Some records
###

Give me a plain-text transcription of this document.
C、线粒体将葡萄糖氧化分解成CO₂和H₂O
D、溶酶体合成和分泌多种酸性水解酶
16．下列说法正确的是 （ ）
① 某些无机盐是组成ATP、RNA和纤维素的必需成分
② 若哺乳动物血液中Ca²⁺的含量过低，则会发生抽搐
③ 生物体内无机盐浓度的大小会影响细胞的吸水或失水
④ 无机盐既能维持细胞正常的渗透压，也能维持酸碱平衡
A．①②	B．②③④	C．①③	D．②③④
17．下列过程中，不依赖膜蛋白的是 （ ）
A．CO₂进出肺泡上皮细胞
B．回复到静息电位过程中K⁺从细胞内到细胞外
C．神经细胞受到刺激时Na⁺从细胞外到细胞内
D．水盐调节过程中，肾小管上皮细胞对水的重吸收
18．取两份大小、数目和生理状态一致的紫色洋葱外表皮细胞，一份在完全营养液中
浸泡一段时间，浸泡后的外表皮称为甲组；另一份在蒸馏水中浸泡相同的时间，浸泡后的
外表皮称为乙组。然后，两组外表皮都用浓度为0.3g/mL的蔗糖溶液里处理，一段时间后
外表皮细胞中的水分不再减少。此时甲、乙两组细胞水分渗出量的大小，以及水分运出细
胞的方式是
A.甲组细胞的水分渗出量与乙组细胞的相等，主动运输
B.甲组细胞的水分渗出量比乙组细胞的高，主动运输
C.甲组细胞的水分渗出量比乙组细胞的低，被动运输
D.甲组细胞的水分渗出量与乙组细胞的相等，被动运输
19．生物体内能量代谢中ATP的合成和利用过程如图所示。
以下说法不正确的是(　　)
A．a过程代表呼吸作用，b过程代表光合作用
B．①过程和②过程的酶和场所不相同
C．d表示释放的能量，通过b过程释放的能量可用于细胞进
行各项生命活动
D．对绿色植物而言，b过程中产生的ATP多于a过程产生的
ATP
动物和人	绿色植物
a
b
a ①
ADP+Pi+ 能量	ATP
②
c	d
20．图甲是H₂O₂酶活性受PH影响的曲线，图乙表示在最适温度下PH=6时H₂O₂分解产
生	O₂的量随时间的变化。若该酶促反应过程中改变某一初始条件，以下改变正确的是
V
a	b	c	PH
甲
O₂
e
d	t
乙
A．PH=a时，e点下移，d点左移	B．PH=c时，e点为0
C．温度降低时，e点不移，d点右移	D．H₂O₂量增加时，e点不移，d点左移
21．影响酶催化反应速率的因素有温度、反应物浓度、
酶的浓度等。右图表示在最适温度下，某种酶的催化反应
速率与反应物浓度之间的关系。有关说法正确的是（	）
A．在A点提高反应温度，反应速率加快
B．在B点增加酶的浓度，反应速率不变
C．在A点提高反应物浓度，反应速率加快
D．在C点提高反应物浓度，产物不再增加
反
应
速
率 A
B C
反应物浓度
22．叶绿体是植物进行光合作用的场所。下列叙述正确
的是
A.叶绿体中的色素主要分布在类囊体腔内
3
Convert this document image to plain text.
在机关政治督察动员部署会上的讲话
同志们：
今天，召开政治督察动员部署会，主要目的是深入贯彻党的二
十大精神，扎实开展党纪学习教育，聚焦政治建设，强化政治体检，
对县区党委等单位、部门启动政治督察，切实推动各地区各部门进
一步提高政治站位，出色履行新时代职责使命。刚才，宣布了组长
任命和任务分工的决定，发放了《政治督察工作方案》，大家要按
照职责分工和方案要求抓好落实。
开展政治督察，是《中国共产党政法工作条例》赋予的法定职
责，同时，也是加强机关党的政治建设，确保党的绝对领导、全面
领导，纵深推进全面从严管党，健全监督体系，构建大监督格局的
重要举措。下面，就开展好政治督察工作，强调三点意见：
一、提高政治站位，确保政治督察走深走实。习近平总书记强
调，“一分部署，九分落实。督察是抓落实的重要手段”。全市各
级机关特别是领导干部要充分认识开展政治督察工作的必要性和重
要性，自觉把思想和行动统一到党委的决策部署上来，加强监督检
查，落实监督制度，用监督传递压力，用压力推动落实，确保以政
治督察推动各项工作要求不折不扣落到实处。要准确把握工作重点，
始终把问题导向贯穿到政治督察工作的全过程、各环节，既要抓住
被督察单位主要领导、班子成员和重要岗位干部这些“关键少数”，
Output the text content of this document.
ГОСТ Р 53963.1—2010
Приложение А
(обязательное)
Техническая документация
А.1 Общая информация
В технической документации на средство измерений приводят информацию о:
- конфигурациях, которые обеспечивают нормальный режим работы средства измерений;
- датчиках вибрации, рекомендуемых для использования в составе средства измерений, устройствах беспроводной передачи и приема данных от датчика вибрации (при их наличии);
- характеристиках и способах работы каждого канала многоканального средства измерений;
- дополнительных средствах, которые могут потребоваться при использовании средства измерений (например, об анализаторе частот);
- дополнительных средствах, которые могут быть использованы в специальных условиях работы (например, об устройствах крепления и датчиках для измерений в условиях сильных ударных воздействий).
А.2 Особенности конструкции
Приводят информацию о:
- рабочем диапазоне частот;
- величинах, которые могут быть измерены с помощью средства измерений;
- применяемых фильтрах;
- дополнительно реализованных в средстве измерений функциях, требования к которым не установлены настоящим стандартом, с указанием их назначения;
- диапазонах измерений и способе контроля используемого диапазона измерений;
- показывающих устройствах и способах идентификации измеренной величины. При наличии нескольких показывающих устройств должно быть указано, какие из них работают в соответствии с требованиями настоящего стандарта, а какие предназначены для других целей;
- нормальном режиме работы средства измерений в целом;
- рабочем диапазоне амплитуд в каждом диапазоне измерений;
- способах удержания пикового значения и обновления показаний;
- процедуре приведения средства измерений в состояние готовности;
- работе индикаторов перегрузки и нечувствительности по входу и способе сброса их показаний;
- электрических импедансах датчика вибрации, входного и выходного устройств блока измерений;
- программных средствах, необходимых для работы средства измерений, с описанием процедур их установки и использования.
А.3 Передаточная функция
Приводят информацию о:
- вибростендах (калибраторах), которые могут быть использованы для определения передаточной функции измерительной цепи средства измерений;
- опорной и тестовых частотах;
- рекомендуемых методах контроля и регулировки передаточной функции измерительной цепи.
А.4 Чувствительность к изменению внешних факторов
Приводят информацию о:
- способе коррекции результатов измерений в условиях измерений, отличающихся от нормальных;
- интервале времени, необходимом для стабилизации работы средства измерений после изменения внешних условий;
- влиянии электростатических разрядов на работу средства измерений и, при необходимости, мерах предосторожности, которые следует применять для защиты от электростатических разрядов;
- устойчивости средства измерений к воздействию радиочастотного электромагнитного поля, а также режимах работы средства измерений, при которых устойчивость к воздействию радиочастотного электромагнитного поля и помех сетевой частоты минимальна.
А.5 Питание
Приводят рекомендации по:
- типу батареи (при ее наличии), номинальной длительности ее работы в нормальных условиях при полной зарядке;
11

###

- **Exercise**: Quote all the records exactly, please, leaving none out.

- **Result for this exercise**:
Give me a plain-text transcription of this document.
C、线粒体将葡萄糖氧化分解成CO₂和H₂O
D、溶酶体合成和分泌多种酸性水解酶
16．下列说法正确的是 （ ）
① 某些无机盐是组成ATP、RNA和纤维素的必需成分
② 若哺乳动物血液中Ca²⁺的含量过低，则会发生抽搐
③ 生物体内无机盐浓度的大小会影响细胞的吸水或失水
④ 无机盐既能维持细胞正常的渗透压，也能维持酸碱平衡
A．①②	B．②③④	C．①③	D．②③④
17．下列过程中，不依赖膜蛋白的是 （ ）
A．CO₂进出肺泡上皮细胞
B．回复到静息电位过程中K⁺从细胞内到细胞外
C．神经细胞受到刺激时Na⁺从细胞外到细胞内
D．水盐调节过程中，肾小管上皮细胞对水的重吸收
18．取两份大小、数目和生理状态一致的紫色洋葱外表皮细胞，一份在完全营养液中
浸泡一段时间，浸泡后的外表皮称为甲组；另一份在蒸馏水中浸泡相同的时间，浸泡后的
外表皮称为乙组。然后，两组外表皮都用浓度为0.3g/mL的蔗糖溶液里处理，一段时间后
外表皮细胞中的水分不再减少。此时甲、乙两组细胞水分渗出量的大小，以及水分运出细
胞的方式是
A.甲组细胞的水分渗出量与乙组细胞的相等，主动运输
B.甲组细胞的水分渗出量比乙组细胞的高，主动运输
C.甲组细胞的水分渗出量比乙组细胞的低，被动运输
D.甲组细胞的水分渗出量与乙组细胞的相等，被动运输
19．生物体内能量代谢中ATP的合成和利用过程如图所示。
以下说法不正确的是(　　)
A．a过程代表呼吸作用，b过程代表光合作用
B．①过程和②过程的酶和场所不相同
C．d表示释放的能量，通过b过程释放的能量可用于细胞进
行各项生命活动
D．对绿色植物而言，b过程中产生的ATP多于a过程产生的
ATP
动物和人	绿色植物
a
b
a ①
ADP+Pi+ 能量	ATP
②
c	d
20．图甲是H₂O₂酶活性受PH影响的曲线，图乙表示在最适温度下PH=6时H₂O₂分解产
生	O₂的量随时间的变化。若该酶促反应过程中改变某一初始条件，以下改变正确的是
V
a	b	c	PH
甲
O₂
e
d	t
乙
A．PH=a时，e点下移，d点左移	B．PH=c时，e点为0
C．温度降低时，e点不移，d点右移	D．H₂O₂量增加时，e点不移，d点左移
21．影响酶催化反应速率的因素有温度、反应物浓度、
酶的浓度等。右图表示在最适温度下，某种酶的催化反应
速率与反应物浓度之间的关系。有关说法正确的是（	）
A．在A点提高反应温度，反应速率加快
B．在B点增加酶的浓度，反应速率不变
C．在A点提高反应物浓度，反应速率加快
D．在C点提高反应物浓度，产物不再增加
反
应
速
率 A
B C
反应物浓度
22．叶绿体是植物进行光合作用的场所。下列叙述正确
的是
A.叶绿体中的色素主要分布在类囊体腔内
3
Convert this document image to plain text.
在机关政治督察动员部署会上的讲话
同志们：
今天，召开政治督察动员部署会，主要目的是深入贯彻党的二
十大精神，扎实开展党纪学习教育，聚焦政治建设，强化政治体检，
对县区党委等单位、部门启动政治督察，切实推动各地区各部门进
一步提高政治站位，出色履行新时代职责使命。刚才，宣布了组长
任命和任务分工的决定，发放了《政治督察工作方案》，大家要按
照职责分工和方案要求抓好落实。
开展政治督察，是《中国共产党政法工作条例》赋予的法定职
责，同时，也是加强机关党的政治建设，确保党的绝对领导、全面
领导，纵深推进全面从严管党，健全监督体系，构建大监督格局的
重要举措。下面，就开展好政治督察工作，强调三点意见：
一、提高政治站位，确保政治督察走深走实。习近平总书记强
调，“一分部署，九分落实。督察是抓落实的重要手段”。全市各
级机关特别是领导干部要充分认识开展政治督察工作的必要性和重
要性，自觉把思想和行动统一到党委的决策部署上来，加强监督检
查，落实监督制度，用监督传递压力，用压力推动落实，确保以政
治督察推动各项工作要求不折不扣落到实处。要准确把握工作重点，
始终把问题导向贯穿到政治督察工作的全过程、各环节，既要抓住
被督察单位主要领导、班子成员和重要岗位干部这些“关键少数”，
Output the text content of this document.
ГОСТ Р 53963.1—2010
Приложение А
(обязательное)
Техническая документация
А.1 Общая информация
В технической документации на средство измерений приводят информацию о:
- конфигурациях, которые обеспечивают нормальный режим работы средства измерений;
- датчиках вибрации, рекомендуемых для использования в составе средства измерений, устройствах беспроводной передачи и приема данных от датчика вибрации (при их наличии);
- характеристиках и способах работы каждого канала многоканального средства измерений;
- дополнительных средствах, которые могут потребоваться при использовании средства измерений (например, об анализаторе частот);
- дополнительных средствах, которые могут быть использованы в специальных условиях работы (например, об устройствах крепления и датчиках для измерений в условиях сильных ударных воздействий).
А.2 Особенности конструкции
Приводят информацию о:
- рабочем диапазоне частот;
- величинах, которые могут быть измерены с помощью средства измерений;
- применяемых фильтрах;
- дополнительно реализованных в средстве измерений функциях, требования к которым не установлены настоящим стандартом, с указанием их назначения;
- диапазонах измерений и способе контроля используемого диапазона измерений;
- показывающих устройствах и способах идентификации измеренной величины. При наличии нескольких показывающих устройств должно быть указано, какие из них работают в соответствии с требованиями настоящего стандарта, а какие предназначены для других целей;
- нормальном режиме работы средства измерений в целом;
- рабочем диапазоне амплитуд в каждом диапазоне измерений;
- способах удержания пикового значения и обновления показаний;
- процедуре приведения средства измерений в состояние готовности;
- работе индикаторов перегрузки и нечувствительности по входу и способе сброса их показаний;
- электрических импедансах датчика вибрации, входного и выходного устройств блока измерений;
- программных средствах, необходимых для работы средства измерений, с описанием процедур их установки и использования.
А.3 Передаточная функция
Приводят информацию о:
- вибростендах (калибраторах), которые могут быть использованы для определения передаточной функции измерительной цепи средства измерений;
- опорной и тестовых частотах;
- рекомендуемых методах контроля и регулировки передаточной функции измерительной цепи.
А.4 Чувствительность к изменению внешних факторов
Приводят информацию о:
- способе коррекции результатов измерений в условиях измерений, отличающихся от нормальных;
- интервале времени, необходимом для стабилизации работы средства измерений после изменения внешних условий;
- влиянии электростатических разрядов на работу средства измерений и, при необходимости, мерах предосторожности, которые следует применять для защиты от электростатических разрядов;
- устойчивости средства измерений к воздействию радиочастотного электромагнитного поля, а также режимах работы средства измерений, при которых устойчивость к воздействию радиочастотного электромагнитного поля и помех сетевой частоты минимальна.
А.5 Питание
Приводят рекомендации по:
- типу батареи (при ее наличии), номинальной длительности ее работы в нормальных условиях при полной зарядке;
11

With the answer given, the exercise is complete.